- Set task
Reproduce each line of the listing exactly.

- Data extract
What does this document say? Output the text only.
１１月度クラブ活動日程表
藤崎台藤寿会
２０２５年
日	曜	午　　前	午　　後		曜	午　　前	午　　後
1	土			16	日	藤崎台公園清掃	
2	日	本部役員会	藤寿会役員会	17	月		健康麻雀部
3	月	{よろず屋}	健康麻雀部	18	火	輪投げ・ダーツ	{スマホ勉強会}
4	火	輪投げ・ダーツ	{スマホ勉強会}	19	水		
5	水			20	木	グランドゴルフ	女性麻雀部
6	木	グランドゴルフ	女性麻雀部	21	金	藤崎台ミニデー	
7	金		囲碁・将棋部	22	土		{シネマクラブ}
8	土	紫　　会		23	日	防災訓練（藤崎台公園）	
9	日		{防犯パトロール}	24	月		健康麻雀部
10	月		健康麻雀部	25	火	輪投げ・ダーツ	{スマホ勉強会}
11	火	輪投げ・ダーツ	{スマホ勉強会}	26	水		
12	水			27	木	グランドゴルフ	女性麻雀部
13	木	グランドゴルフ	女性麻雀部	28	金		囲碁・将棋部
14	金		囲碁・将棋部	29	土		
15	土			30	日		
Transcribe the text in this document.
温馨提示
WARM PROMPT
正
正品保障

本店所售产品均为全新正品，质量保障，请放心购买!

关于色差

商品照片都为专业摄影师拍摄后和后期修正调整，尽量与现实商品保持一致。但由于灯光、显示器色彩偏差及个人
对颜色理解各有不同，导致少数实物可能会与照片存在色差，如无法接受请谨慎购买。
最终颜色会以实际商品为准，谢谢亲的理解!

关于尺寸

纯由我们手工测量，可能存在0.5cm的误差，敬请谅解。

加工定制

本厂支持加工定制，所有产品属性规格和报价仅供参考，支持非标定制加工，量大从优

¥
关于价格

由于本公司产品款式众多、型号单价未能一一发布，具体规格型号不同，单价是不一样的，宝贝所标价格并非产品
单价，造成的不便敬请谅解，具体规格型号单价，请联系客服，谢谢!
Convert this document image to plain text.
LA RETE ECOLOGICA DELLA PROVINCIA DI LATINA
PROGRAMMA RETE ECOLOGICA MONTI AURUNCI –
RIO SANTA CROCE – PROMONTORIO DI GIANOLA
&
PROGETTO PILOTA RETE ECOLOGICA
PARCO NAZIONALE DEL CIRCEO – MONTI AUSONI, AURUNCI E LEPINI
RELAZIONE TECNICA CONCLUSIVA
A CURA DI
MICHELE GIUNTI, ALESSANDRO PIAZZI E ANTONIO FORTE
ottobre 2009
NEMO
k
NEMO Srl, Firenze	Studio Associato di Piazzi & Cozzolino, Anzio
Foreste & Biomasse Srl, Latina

- Full answer
What does this document say? Output the text only.
１１月度クラブ活動日程表
藤崎台藤寿会
２０２５年
日	曜	午　　前	午　　後		曜	午　　前	午　　後
1	土			16	日	藤崎台公園清掃	
2	日	本部役員会	藤寿会役員会	17	月		健康麻雀部
3	月	{よろず屋}	健康麻雀部	18	火	輪投げ・ダーツ	{スマホ勉強会}
4	火	輪投げ・ダーツ	{スマホ勉強会}	19	水		
5	水			20	木	グランドゴルフ	女性麻雀部
6	木	グランドゴルフ	女性麻雀部	21	金	藤崎台ミニデー	
7	金		囲碁・将棋部	22	土		{シネマクラブ}
8	土	紫　　会		23	日	防災訓練（藤崎台公園）	
9	日		{防犯パトロール}	24	月		健康麻雀部
10	月		健康麻雀部	25	火	輪投げ・ダーツ	{スマホ勉強会}
11	火	輪投げ・ダーツ	{スマホ勉強会}	26	水		
12	水			27	木	グランドゴルフ	女性麻雀部
13	木	グランドゴルフ	女性麻雀部	28	金		囲碁・将棋部
14	金		囲碁・将棋部	29	土		
15	土			30	日		
Transcribe the text in this document.
温馨提示
WARM PROMPT
正
正品保障

本店所售产品均为全新正品，质量保障，请放心购买!

关于色差

商品照片都为专业摄影师拍摄后和后期修正调整，尽量与现实商品保持一致。但由于灯光、显示器色彩偏差及个人
对颜色理解各有不同，导致少数实物可能会与照片存在色差，如无法接受请谨慎购买。
最终颜色会以实际商品为准，谢谢亲的理解!

关于尺寸

纯由我们手工测量，可能存在0.5cm的误差，敬请谅解。

加工定制

本厂支持加工定制，所有产品属性规格和报价仅供参考，支持非标定制加工，量大从优

¥
关于价格

由于本公司产品款式众多、型号单价未能一一发布，具体规格型号不同，单价是不一样的，宝贝所标价格并非产品
单价，造成的不便敬请谅解，具体规格型号单价，请联系客服，谢谢!
Convert this document image to plain text.
LA RETE ECOLOGICA DELLA PROVINCIA DI LATINA
PROGRAMMA RETE ECOLOGICA MONTI AURUNCI –
RIO SANTA CROCE – PROMONTORIO DI GIANOLA
&
PROGETTO PILOTA RETE ECOLOGICA
PARCO NAZIONALE DEL CIRCEO – MONTI AUSONI, AURUNCI E LEPINI
RELAZIONE TECNICA CONCLUSIVA
A CURA DI
MICHELE GIUNTI, ALESSANDRO PIAZZI E ANTONIO FORTE
ottobre 2009
NEMO
k
NEMO Srl, Firenze	Studio Associato di Piazzi & Cozzolino, Anzio
Foreste & Biomasse Srl, Latina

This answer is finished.